* [What is needed]
Write out the listing below in full and exactly, leaving out every picture.

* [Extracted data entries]
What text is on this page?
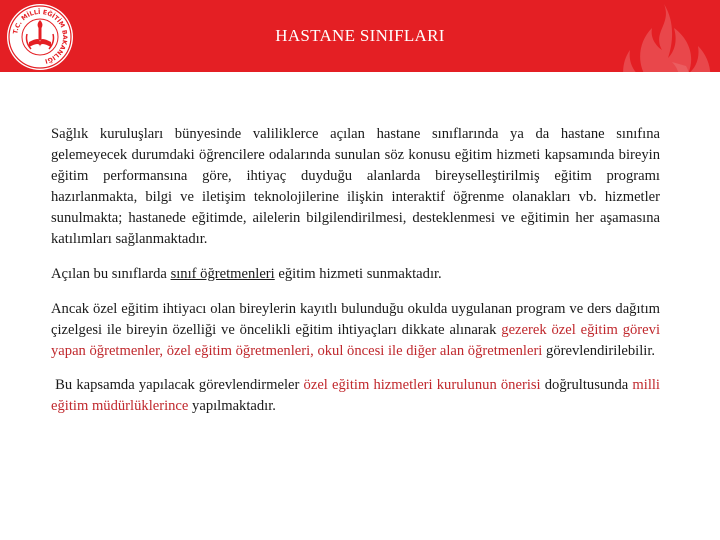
T.C. MİLLÎ EĞİTİM BAKANLIĞI
HASTANE SINIFLARI

Sağlık kuruluşları bünyesinde valiliklerce açılan hastane sınıflarında ya da hastane sınıfına gelemeyecek durumdaki öğrencilere odalarında sunulan söz konusu eğitim hizmeti kapsamında bireyin eğitim performansına göre, ihtiyaç duyduğu alanlarda bireyselleştirilmiş eğitim programı hazırlanmakta, bilgi ve iletişim teknolojilerine ilişkin interaktif öğrenme olanakları vb. hizmetler sunulmakta; hastanede eğitimde, ailelerin bilgilendirilmesi, desteklenmesi ve eğitimin her aşamasına katılımları sağlanmaktadır.

Açılan bu sınıflarda sınıf öğretmenleri eğitim hizmeti sunmaktadır.

Ancak özel eğitim ihtiyacı olan bireylerin kayıtlı bulunduğu okulda uygulanan program ve ders dağıtım çizelgesi ile bireyin özelliği ve öncelikli eğitim ihtiyaçları dikkate alınarak gezerek özel eğitim görevi yapan öğretmenler, özel eğitim öğretmenleri, okul öncesi ile diğer alan öğretmenleri görevlendirilebilir.

Bu kapsamda yapılacak görevlendirmeler özel eğitim hizmetleri kurulunun önerisi doğrultusunda milli eğitim müdürlüklerince yapılmaktadır.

* [Final answer]
What text is on this page?
T.C. MİLLÎ EĞİTİM BAKANLIĞI
HASTANE SINIFLARI

Sağlık kuruluşları bünyesinde valiliklerce açılan hastane sınıflarında ya da hastane sınıfına gelemeyecek durumdaki öğrencilere odalarında sunulan söz konusu eğitim hizmeti kapsamında bireyin eğitim performansına göre, ihtiyaç duyduğu alanlarda bireyselleştirilmiş eğitim programı hazırlanmakta, bilgi ve iletişim teknolojilerine ilişkin interaktif öğrenme olanakları vb. hizmetler sunulmakta; hastanede eğitimde, ailelerin bilgilendirilmesi, desteklenmesi ve eğitimin her aşamasına katılımları sağlanmaktadır.

Açılan bu sınıflarda sınıf öğretmenleri eğitim hizmeti sunmaktadır.

Ancak özel eğitim ihtiyacı olan bireylerin kayıtlı bulunduğu okulda uygulanan program ve ders dağıtım çizelgesi ile bireyin özelliği ve öncelikli eğitim ihtiyaçları dikkate alınarak gezerek özel eğitim görevi yapan öğretmenler, özel eğitim öğretmenleri, okul öncesi ile diğer alan öğretmenleri görevlendirilebilir.

Bu kapsamda yapılacak görevlendirmeler özel eğitim hizmetleri kurulunun önerisi doğrultusunda milli eğitim müdürlüklerince yapılmaktadır.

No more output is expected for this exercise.